Exercise requirements: Search the listing below for the word "TetherUS" and copy each line that holds it.

Records:
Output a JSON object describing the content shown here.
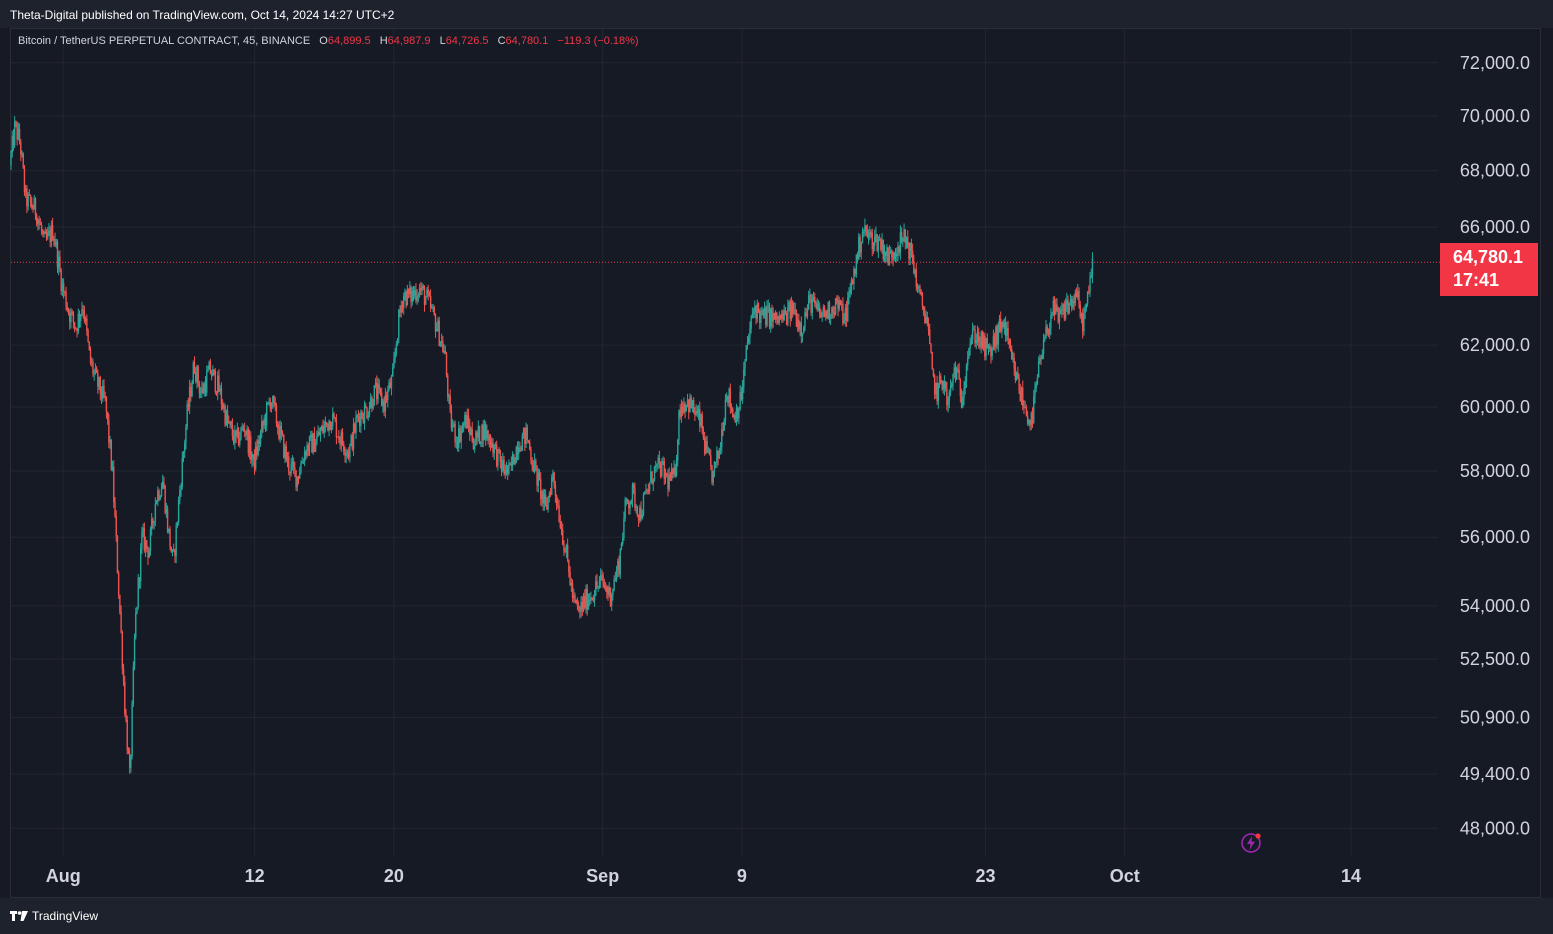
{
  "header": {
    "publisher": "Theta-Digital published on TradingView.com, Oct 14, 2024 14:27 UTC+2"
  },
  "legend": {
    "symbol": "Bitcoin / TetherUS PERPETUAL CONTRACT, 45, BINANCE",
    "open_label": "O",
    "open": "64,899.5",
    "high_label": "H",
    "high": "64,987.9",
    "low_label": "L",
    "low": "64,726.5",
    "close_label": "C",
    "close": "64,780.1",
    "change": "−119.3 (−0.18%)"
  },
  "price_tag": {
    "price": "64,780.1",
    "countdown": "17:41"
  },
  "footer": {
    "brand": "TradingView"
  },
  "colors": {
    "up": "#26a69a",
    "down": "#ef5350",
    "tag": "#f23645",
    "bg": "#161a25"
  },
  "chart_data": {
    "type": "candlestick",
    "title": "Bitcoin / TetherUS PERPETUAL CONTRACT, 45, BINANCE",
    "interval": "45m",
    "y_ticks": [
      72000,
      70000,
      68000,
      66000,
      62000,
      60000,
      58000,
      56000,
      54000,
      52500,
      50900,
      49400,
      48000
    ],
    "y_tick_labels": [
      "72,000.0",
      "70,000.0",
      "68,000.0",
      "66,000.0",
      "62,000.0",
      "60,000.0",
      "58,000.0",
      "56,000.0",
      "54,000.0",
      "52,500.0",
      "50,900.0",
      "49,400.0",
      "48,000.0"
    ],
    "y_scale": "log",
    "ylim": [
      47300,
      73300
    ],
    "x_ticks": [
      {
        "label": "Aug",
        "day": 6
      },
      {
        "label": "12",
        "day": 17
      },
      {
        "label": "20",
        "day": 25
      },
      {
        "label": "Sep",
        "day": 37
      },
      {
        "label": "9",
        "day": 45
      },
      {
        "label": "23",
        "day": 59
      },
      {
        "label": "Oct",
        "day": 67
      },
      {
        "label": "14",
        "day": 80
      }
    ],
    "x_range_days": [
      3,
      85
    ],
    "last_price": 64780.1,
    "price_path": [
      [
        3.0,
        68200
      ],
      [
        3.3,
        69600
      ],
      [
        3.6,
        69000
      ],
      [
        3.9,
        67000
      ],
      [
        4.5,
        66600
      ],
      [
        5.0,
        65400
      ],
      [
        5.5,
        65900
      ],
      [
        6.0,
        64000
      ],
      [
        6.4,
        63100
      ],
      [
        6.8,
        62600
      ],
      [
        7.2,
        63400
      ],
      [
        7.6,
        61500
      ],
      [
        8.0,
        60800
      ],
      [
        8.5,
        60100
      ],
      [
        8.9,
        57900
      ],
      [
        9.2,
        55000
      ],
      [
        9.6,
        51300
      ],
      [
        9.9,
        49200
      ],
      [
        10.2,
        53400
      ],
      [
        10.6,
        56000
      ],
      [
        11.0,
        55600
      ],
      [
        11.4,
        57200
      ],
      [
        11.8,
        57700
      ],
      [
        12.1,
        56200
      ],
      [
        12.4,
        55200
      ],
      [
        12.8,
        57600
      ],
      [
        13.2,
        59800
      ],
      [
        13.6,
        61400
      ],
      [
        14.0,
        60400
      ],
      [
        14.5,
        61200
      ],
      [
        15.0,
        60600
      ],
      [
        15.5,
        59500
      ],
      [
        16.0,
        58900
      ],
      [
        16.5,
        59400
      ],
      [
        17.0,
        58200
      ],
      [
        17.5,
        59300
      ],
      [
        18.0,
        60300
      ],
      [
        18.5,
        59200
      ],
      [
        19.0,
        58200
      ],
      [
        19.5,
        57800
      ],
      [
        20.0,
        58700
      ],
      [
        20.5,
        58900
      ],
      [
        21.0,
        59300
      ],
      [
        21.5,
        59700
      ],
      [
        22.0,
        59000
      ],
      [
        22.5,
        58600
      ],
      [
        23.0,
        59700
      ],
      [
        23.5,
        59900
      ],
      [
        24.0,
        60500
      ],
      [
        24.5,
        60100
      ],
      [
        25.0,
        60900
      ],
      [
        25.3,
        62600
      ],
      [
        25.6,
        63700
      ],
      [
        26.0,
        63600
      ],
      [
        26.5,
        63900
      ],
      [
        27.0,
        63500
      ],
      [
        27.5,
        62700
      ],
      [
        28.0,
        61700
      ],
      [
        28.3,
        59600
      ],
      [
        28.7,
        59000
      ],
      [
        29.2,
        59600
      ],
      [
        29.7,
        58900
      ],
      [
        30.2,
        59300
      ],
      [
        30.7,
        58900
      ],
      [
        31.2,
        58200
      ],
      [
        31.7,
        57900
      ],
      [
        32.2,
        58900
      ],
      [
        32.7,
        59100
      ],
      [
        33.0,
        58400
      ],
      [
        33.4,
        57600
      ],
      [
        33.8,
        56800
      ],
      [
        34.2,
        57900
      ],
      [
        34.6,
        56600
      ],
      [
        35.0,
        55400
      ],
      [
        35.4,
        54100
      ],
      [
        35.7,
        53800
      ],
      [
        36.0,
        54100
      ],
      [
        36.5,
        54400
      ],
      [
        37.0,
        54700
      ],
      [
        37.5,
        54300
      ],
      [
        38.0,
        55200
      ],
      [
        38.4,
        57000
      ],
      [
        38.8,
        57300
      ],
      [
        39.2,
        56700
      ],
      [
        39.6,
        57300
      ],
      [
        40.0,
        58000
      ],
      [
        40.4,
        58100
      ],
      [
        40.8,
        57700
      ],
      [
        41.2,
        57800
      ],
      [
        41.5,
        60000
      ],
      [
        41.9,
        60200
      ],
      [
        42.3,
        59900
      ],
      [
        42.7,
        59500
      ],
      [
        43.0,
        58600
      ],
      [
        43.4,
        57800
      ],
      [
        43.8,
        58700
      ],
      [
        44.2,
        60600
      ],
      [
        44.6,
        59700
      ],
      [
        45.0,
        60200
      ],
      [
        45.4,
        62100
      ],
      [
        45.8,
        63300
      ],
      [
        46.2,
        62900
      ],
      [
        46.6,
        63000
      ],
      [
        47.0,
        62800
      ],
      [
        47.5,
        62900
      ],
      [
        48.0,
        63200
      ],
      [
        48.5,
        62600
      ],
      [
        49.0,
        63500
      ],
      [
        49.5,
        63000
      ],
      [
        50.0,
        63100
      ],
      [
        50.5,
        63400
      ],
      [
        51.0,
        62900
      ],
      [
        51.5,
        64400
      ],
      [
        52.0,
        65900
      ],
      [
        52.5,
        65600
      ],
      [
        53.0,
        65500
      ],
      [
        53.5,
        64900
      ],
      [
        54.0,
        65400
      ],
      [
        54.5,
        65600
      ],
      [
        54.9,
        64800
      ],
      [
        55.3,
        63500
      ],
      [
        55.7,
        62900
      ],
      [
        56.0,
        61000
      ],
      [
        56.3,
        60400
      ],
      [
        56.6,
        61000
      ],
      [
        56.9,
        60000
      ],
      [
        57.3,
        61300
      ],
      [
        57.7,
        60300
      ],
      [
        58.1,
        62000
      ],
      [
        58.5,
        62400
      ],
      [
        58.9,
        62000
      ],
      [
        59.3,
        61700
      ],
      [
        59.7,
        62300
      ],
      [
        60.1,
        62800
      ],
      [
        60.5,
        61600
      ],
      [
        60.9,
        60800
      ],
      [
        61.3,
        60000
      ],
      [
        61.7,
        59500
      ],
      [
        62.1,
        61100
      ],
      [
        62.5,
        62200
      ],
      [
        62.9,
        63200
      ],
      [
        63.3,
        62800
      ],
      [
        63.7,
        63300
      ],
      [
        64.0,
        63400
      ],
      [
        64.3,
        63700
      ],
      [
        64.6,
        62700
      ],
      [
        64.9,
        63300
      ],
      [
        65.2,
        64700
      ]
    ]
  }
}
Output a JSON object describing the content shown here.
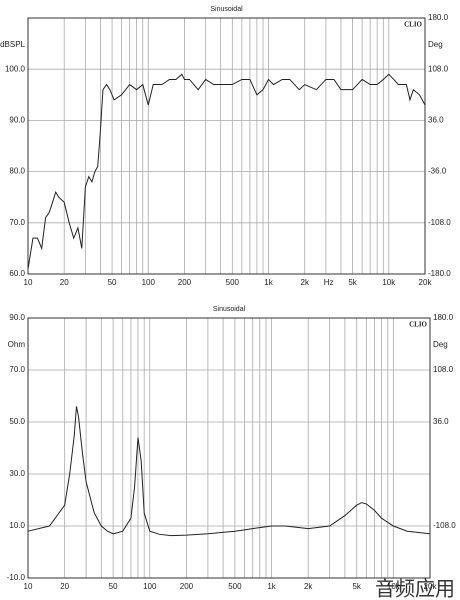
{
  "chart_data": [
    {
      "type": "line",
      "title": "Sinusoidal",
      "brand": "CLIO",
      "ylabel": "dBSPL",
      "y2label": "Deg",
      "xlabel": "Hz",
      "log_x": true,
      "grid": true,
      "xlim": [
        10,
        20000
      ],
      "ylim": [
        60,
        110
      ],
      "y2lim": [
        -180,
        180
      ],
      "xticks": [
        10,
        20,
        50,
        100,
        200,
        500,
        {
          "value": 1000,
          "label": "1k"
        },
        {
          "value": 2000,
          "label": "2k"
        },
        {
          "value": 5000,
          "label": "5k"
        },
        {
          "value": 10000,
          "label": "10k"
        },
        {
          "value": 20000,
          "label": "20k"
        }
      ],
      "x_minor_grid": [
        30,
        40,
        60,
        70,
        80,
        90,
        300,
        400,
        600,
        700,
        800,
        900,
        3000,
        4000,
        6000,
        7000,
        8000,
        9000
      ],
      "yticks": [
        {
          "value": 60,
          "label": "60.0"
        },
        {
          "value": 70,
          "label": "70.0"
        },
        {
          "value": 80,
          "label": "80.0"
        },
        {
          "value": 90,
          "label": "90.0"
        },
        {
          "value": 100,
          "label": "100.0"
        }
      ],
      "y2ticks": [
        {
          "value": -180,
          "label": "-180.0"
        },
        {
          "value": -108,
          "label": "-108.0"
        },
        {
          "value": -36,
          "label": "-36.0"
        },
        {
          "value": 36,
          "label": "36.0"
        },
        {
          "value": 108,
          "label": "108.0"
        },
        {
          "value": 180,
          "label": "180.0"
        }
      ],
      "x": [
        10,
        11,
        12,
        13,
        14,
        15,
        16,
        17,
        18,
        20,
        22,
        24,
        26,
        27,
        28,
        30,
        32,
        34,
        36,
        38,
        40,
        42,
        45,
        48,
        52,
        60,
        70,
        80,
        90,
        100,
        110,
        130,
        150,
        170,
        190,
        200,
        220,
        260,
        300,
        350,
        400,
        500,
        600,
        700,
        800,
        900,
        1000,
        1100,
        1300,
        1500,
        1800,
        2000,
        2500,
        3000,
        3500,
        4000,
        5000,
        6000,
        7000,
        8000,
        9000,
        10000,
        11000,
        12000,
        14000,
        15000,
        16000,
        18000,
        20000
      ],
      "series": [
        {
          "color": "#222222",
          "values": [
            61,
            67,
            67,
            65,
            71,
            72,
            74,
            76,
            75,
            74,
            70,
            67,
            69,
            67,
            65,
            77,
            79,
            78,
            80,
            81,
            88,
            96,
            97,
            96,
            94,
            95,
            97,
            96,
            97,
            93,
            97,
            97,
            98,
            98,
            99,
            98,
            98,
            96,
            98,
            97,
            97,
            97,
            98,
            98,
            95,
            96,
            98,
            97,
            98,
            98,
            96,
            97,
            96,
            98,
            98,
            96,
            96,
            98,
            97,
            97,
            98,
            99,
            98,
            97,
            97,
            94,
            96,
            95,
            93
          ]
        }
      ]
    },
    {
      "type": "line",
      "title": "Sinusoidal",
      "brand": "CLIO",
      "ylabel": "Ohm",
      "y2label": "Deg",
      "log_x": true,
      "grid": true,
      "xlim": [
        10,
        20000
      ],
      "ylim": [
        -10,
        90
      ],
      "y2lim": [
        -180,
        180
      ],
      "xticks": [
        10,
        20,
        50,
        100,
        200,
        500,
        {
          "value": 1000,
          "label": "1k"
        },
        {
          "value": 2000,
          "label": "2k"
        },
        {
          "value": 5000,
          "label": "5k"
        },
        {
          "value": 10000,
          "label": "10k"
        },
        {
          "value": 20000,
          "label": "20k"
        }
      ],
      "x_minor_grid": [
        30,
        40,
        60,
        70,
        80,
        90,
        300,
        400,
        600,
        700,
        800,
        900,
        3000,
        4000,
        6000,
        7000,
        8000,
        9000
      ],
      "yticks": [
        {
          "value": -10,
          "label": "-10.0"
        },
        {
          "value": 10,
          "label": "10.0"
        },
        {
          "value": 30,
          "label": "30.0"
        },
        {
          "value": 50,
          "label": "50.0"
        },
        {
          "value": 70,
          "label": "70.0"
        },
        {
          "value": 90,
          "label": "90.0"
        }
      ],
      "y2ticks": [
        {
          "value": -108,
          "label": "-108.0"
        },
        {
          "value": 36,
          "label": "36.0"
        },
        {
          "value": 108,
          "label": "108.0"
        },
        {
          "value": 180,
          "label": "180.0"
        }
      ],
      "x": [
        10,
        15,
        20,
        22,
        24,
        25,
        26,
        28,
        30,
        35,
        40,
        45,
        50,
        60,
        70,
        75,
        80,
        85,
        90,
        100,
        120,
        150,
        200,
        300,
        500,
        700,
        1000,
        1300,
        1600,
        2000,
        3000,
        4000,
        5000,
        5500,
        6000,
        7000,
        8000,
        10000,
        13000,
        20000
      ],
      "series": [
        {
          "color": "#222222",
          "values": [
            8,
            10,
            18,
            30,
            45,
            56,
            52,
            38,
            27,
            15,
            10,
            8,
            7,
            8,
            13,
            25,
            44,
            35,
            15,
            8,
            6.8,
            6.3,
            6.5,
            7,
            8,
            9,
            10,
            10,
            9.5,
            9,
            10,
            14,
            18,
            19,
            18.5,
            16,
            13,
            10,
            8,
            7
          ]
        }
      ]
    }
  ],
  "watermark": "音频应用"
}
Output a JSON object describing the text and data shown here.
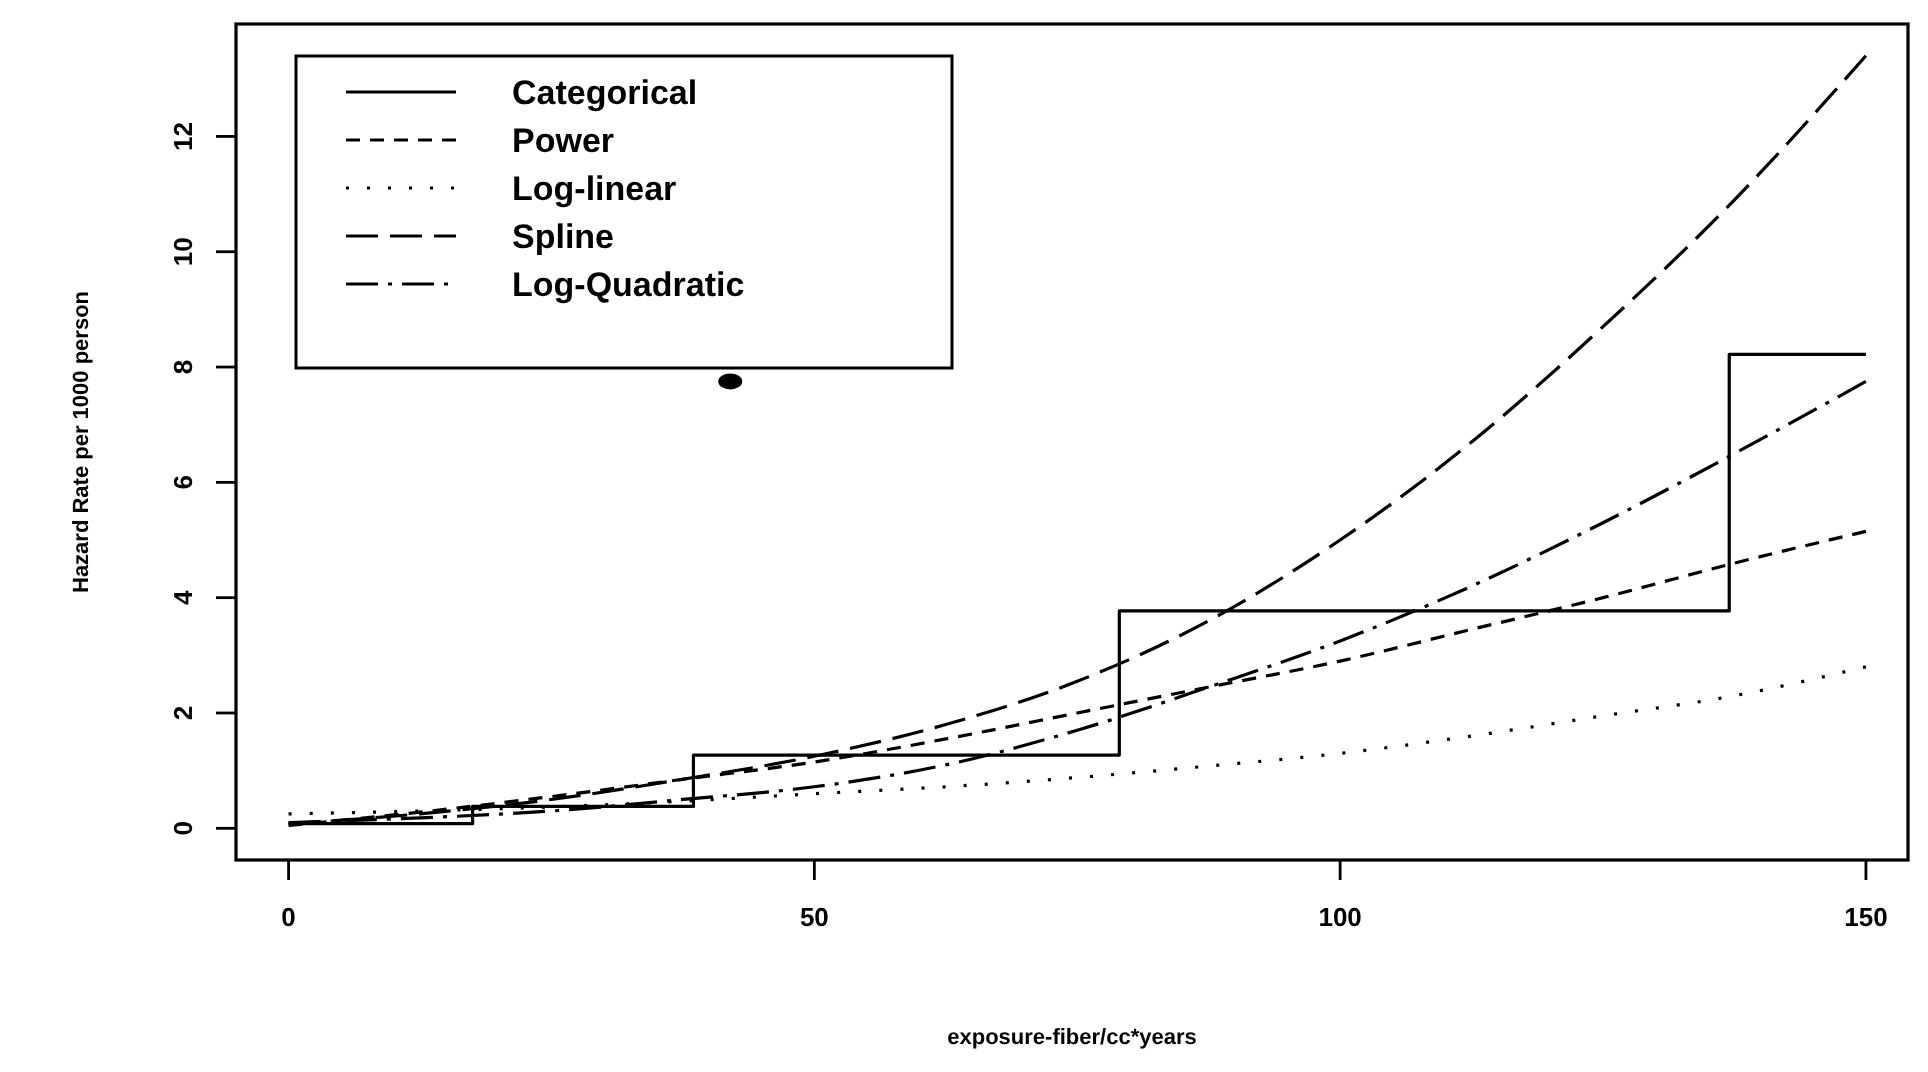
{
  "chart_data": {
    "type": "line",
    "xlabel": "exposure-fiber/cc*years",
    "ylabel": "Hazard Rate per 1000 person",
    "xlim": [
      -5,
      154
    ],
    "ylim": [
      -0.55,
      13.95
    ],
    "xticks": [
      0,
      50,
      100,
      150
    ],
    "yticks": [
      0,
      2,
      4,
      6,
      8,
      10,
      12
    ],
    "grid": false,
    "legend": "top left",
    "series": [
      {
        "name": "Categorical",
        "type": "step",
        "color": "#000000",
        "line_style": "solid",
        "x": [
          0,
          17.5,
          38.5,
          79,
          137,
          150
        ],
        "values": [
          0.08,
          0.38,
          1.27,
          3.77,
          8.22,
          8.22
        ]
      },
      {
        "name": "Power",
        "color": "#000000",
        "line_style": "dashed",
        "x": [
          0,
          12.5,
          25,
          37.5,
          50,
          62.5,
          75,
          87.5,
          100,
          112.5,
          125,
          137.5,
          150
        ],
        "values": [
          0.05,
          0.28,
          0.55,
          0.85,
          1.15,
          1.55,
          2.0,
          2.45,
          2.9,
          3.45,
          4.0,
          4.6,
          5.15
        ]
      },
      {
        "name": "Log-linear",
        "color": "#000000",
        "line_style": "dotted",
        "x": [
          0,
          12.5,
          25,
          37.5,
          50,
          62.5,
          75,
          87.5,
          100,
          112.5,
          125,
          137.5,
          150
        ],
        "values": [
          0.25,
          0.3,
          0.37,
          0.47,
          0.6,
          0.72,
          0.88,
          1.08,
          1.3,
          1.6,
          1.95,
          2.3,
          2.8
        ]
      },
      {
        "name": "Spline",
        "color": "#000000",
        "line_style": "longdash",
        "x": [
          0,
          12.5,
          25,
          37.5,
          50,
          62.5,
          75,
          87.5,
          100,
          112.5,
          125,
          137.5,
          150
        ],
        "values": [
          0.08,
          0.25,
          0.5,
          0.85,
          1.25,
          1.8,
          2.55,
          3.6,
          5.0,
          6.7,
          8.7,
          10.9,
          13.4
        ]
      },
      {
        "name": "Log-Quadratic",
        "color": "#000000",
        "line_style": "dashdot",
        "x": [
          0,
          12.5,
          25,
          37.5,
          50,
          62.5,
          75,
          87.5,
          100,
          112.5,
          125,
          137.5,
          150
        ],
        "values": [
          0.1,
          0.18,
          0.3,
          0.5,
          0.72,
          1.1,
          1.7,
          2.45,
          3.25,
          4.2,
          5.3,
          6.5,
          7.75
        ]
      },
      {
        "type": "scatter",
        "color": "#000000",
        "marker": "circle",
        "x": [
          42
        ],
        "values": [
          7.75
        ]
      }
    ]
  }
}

Final result:
    "symbol": "Bitcoin / TetherUS PERPETUAL CONTRACT, 45, BINANCE",
    "title": "Bitcoin / TetherUS PERPETUAL CONTRACT, 45, BINANCE",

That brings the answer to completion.